§ The problem
Where a line in the listing contains the string "intervento", copy that line out.

§ Saved data entries
------------

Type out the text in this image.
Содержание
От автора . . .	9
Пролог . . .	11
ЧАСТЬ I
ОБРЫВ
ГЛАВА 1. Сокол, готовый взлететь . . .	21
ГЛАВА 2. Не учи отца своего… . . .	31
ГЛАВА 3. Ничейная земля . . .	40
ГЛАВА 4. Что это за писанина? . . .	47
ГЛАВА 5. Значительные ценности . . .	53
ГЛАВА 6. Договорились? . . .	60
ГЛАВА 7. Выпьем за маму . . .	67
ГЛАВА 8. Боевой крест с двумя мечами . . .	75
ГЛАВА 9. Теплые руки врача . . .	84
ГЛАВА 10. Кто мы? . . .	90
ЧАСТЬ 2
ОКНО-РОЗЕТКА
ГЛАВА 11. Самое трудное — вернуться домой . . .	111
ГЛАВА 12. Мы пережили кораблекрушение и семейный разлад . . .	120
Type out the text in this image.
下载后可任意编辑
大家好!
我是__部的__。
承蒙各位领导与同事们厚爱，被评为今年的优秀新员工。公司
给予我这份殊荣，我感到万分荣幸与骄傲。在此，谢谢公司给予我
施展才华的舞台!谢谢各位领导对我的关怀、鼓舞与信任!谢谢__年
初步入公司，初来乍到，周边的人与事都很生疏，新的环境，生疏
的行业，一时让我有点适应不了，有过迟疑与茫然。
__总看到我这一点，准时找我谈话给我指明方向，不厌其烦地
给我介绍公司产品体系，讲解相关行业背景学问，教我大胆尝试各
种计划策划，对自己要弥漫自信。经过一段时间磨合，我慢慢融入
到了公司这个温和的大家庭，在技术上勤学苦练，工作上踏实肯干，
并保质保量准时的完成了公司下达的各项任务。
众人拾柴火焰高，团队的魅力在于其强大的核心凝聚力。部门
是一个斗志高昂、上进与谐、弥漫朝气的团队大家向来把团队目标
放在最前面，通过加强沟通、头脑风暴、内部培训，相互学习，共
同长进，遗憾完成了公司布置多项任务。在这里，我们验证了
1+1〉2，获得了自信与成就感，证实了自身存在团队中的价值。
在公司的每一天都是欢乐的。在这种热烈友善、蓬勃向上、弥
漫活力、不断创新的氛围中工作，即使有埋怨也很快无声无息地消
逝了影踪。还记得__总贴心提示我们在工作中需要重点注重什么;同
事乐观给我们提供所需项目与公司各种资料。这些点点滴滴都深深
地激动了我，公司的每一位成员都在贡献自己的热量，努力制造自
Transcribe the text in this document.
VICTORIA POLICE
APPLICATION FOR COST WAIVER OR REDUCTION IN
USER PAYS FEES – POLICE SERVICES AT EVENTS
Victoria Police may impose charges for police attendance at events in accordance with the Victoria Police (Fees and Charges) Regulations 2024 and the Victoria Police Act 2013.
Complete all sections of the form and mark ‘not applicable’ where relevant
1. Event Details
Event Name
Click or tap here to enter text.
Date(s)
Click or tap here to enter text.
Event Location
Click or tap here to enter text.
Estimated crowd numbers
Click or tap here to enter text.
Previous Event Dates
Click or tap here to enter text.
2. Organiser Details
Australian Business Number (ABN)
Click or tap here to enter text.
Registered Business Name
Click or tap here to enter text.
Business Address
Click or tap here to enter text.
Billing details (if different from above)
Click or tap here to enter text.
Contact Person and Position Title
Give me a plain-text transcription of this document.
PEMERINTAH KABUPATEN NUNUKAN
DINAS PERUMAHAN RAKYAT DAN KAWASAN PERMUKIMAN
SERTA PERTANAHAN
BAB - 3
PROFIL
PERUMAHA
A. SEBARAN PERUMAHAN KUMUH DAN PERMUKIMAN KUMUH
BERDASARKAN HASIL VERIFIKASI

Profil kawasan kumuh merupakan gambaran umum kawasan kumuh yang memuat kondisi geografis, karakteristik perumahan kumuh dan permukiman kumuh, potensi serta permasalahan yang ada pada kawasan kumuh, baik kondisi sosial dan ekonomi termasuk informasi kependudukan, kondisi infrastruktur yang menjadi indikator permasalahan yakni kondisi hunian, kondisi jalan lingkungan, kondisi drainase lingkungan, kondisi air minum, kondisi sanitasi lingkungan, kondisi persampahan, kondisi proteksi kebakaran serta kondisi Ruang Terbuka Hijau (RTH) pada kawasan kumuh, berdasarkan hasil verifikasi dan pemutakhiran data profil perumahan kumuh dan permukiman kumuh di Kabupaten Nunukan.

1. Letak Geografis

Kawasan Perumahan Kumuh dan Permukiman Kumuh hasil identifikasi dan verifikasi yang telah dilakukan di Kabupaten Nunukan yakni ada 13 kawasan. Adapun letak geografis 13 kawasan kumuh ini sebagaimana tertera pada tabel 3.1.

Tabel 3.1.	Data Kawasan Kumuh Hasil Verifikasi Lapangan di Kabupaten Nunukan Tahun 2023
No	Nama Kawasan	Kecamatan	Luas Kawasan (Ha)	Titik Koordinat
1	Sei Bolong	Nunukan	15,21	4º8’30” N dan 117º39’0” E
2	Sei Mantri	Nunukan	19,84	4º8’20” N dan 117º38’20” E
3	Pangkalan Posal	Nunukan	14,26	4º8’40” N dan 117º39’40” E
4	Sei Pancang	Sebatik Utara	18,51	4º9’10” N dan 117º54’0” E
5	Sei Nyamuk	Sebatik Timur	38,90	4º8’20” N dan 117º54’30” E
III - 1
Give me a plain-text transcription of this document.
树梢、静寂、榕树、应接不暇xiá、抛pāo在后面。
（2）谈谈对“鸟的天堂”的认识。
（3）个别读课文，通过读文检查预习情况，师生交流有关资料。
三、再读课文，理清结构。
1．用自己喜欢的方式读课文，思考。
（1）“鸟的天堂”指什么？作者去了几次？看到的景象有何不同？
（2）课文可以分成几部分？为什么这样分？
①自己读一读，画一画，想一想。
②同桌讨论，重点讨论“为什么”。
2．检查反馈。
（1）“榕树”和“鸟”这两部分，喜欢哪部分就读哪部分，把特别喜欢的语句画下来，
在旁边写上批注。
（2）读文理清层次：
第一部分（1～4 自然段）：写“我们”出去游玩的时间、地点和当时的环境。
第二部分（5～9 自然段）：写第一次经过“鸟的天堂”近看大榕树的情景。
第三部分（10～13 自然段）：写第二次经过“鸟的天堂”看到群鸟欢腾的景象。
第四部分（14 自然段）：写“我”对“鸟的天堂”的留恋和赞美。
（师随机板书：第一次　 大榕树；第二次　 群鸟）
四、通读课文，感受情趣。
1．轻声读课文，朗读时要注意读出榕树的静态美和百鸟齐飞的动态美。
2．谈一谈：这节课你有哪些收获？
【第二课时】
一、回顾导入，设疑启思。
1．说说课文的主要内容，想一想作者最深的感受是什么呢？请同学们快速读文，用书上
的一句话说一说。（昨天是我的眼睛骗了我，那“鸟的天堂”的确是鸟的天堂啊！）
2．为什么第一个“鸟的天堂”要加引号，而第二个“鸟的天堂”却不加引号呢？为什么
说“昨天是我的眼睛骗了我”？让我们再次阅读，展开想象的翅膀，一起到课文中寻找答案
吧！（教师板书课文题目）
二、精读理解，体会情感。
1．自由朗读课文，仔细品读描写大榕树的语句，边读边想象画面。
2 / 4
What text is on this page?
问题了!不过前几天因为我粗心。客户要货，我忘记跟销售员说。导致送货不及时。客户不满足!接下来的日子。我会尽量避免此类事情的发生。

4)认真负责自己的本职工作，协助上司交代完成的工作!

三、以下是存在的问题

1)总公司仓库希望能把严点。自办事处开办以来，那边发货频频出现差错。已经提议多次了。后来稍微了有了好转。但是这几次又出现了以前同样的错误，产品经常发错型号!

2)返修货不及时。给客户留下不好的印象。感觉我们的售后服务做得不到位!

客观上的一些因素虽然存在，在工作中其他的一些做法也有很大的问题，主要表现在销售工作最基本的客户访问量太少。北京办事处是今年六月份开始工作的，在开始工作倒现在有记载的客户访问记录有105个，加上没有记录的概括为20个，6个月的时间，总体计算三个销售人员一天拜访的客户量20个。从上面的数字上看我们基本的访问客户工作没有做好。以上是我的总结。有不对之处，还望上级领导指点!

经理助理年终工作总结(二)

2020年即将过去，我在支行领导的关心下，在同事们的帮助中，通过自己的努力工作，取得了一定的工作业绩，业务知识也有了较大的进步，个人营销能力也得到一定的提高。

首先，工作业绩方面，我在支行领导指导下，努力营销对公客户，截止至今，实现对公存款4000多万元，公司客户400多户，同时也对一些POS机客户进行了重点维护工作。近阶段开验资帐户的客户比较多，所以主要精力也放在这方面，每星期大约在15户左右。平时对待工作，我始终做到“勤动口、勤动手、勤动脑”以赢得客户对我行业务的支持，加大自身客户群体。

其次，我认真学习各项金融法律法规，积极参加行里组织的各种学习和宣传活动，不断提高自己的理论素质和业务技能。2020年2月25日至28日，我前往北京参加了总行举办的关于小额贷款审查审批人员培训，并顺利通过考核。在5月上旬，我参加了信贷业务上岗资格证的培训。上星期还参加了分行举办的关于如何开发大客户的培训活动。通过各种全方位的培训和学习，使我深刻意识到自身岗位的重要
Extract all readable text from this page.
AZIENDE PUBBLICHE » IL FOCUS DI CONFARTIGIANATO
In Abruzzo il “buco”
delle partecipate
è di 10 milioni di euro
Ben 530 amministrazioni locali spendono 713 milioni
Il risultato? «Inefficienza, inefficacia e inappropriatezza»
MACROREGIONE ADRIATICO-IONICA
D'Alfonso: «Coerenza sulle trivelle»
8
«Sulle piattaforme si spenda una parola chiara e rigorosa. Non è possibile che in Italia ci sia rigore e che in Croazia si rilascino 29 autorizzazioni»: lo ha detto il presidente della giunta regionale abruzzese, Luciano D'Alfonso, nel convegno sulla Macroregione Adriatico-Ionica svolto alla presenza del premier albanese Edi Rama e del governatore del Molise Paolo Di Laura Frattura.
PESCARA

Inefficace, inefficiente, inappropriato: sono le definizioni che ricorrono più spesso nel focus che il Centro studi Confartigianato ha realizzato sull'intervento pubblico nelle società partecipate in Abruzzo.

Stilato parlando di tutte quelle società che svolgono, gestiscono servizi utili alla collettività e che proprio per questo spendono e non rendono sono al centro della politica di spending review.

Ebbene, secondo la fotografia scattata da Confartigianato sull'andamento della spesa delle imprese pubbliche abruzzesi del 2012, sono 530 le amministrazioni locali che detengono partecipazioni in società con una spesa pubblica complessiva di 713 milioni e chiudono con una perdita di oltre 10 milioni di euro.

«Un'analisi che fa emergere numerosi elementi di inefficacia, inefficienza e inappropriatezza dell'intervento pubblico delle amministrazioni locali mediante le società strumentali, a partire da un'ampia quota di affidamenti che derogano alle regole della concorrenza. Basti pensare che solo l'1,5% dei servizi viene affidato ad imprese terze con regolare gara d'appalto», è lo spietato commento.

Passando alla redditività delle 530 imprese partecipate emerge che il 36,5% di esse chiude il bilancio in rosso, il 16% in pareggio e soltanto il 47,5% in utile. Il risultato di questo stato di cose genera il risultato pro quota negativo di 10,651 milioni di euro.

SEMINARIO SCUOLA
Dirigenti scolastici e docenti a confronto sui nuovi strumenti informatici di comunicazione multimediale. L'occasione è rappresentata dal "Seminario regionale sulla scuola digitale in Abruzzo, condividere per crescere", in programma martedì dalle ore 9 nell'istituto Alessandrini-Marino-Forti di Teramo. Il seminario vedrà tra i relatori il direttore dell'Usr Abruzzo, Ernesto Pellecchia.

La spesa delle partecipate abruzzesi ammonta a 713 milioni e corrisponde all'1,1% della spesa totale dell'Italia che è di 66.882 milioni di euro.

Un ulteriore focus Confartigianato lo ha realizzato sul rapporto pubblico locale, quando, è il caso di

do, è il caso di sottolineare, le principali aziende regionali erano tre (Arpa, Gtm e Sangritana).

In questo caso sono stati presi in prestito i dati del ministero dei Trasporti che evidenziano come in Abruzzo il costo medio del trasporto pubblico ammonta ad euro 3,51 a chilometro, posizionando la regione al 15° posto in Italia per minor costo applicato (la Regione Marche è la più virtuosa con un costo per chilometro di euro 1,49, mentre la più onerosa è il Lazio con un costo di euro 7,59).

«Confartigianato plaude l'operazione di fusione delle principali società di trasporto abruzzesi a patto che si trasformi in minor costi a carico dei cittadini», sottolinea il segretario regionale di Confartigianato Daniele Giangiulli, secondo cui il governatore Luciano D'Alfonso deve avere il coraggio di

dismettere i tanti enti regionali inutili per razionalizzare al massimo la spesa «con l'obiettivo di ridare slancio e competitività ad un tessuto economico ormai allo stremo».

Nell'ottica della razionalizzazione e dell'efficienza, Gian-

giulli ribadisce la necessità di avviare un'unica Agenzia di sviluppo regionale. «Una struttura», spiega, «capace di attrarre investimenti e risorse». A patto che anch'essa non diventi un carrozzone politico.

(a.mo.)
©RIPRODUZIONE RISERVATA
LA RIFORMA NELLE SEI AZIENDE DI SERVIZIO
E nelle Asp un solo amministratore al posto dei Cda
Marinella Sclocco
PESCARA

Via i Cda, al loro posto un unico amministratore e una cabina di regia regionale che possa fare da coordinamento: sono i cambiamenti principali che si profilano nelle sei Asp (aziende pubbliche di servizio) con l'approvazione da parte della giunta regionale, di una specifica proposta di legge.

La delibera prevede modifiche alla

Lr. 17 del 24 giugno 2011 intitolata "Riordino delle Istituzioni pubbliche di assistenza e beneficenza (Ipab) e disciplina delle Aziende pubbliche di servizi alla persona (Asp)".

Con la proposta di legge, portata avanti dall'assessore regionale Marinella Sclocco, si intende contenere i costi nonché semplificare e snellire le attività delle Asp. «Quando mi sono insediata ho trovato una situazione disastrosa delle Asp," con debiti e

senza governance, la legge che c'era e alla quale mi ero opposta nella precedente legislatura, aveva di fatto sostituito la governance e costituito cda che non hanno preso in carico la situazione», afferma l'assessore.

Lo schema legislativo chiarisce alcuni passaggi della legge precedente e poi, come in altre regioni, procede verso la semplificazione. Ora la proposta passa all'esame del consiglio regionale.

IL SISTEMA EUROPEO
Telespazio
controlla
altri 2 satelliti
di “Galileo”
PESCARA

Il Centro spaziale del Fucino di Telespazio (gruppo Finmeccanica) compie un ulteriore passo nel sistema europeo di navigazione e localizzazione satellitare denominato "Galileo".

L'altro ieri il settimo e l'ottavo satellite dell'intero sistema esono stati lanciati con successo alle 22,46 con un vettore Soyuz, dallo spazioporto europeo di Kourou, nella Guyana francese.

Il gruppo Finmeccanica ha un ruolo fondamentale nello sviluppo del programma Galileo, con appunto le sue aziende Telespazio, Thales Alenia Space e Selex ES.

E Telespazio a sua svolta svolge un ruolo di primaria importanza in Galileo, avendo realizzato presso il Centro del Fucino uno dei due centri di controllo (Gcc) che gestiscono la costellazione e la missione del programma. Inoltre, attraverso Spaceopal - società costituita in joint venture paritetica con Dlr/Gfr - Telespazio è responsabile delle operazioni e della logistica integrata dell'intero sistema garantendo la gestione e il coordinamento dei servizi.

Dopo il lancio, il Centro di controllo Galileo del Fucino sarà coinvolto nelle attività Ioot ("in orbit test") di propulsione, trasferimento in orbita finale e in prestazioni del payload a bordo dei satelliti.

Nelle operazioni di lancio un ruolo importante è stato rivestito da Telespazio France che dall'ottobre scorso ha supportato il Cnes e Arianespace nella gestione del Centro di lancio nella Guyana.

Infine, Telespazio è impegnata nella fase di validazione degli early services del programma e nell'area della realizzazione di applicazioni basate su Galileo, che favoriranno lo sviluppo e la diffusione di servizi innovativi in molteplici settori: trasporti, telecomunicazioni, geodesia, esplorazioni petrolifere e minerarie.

------------

§ Answer
Inefficace, inefficiente, inappropriato: sono le definizioni che ricorrono più spesso nel focus che il Centro studi Confartigianato ha realizzato sull'intervento pubblico nelle società partecipate in Abruzzo.
«Un'analisi che fa emergere numerosi elementi di inefficacia, inefficienza e inappropriatezza dell'intervento pubblico delle amministrazioni locali mediante le società strumentali, a partire da un'ampia quota di affidamenti che derogano alle regole della concorrenza. Basti pensare che solo l'1,5% dei servizi viene affidato ad imprese terze con regolare gara d'appalto», è lo spietato commento.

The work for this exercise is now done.